REQUIREMENT
The exercise asks for every line of the data to be reproduced exactly.

DATASET RECORDS
....

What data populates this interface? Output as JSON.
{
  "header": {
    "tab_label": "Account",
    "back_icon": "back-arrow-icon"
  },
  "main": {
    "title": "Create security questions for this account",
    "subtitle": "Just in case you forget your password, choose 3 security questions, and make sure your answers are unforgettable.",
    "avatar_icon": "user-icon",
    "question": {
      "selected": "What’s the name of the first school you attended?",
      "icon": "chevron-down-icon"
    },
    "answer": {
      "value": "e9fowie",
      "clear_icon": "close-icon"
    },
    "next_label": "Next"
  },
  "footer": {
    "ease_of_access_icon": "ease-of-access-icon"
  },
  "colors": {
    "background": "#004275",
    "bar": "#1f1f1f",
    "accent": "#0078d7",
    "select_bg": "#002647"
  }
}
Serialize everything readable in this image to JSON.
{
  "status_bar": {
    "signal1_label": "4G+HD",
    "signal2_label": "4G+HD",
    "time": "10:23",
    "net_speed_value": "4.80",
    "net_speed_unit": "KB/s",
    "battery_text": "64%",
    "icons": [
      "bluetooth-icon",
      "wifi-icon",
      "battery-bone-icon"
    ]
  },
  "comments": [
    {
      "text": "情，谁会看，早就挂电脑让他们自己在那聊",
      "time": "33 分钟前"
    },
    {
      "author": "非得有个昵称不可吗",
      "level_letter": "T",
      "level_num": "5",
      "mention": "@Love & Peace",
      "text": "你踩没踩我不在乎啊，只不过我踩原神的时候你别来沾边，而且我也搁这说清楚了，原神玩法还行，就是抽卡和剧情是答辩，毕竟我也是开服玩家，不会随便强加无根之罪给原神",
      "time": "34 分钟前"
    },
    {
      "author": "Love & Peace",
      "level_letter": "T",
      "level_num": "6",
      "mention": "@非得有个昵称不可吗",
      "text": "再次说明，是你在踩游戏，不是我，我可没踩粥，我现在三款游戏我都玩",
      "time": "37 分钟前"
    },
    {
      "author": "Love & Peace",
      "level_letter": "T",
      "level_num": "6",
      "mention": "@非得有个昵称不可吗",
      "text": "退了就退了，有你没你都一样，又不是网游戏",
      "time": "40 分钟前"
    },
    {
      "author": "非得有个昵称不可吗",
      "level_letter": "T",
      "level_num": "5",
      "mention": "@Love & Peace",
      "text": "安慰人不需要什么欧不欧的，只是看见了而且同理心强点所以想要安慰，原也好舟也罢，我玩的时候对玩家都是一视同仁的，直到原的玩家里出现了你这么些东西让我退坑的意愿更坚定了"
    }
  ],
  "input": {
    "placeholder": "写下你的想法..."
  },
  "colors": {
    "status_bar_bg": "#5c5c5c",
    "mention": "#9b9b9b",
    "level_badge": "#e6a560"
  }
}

....

WRITTEN ANSWER
What data populates this interface? Output as JSON.
{
  "header": {
    "tab_label": "Account",
    "back_icon": "back-arrow-icon"
  },
  "main": {
    "title": "Create security questions for this account",
    "subtitle": "Just in case you forget your password, choose 3 security questions, and make sure your answers are unforgettable.",
    "avatar_icon": "user-icon",
    "question": {
      "selected": "What’s the name of the first school you attended?",
      "icon": "chevron-down-icon"
    },
    "answer": {
      "value": "e9fowie",
      "clear_icon": "close-icon"
    },
    "next_label": "Next"
  },
  "footer": {
    "ease_of_access_icon": "ease-of-access-icon"
  },
  "colors": {
    "background": "#004275",
    "bar": "#1f1f1f",
    "accent": "#0078d7",
    "select_bg": "#002647"
  }
}
Serialize everything readable in this image to JSON.
{
  "status_bar": {
    "signal1_label": "4G+HD",
    "signal2_label": "4G+HD",
    "time": "10:23",
    "net_speed_value": "4.80",
    "net_speed_unit": "KB/s",
    "battery_text": "64%",
    "icons": [
      "bluetooth-icon",
      "wifi-icon",
      "battery-bone-icon"
    ]
  },
  "comments": [
    {
      "text": "情，谁会看，早就挂电脑让他们自己在那聊",
      "time": "33 分钟前"
    },
    {
      "author": "非得有个昵称不可吗",
      "level_letter": "T",
      "level_num": "5",
      "mention": "@Love & Peace",
      "text": "你踩没踩我不在乎啊，只不过我踩原神的时候你别来沾边，而且我也搁这说清楚了，原神玩法还行，就是抽卡和剧情是答辩，毕竟我也是开服玩家，不会随便强加无根之罪给原神",
      "time": "34 分钟前"
    },
    {
      "author": "Love & Peace",
      "level_letter": "T",
      "level_num": "6",
      "mention": "@非得有个昵称不可吗",
      "text": "再次说明，是你在踩游戏，不是我，我可没踩粥，我现在三款游戏我都玩",
      "time": "37 分钟前"
    },
    {
      "author": "Love & Peace",
      "level_letter": "T",
      "level_num": "6",
      "mention": "@非得有个昵称不可吗",
      "text": "退了就退了，有你没你都一样，又不是网游戏",
      "time": "40 分钟前"
    },
    {
      "author": "非得有个昵称不可吗",
      "level_letter": "T",
      "level_num": "5",
      "mention": "@Love & Peace",
      "text": "安慰人不需要什么欧不欧的，只是看见了而且同理心强点所以想要安慰，原也好舟也罢，我玩的时候对玩家都是一视同仁的，直到原的玩家里出现了你这么些东西让我退坑的意愿更坚定了"
    }
  ],
  "input": {
    "placeholder": "写下你的想法..."
  },
  "colors": {
    "status_bar_bg": "#5c5c5c",
    "mention": "#9b9b9b",
    "level_badge": "#e6a560"
  }
}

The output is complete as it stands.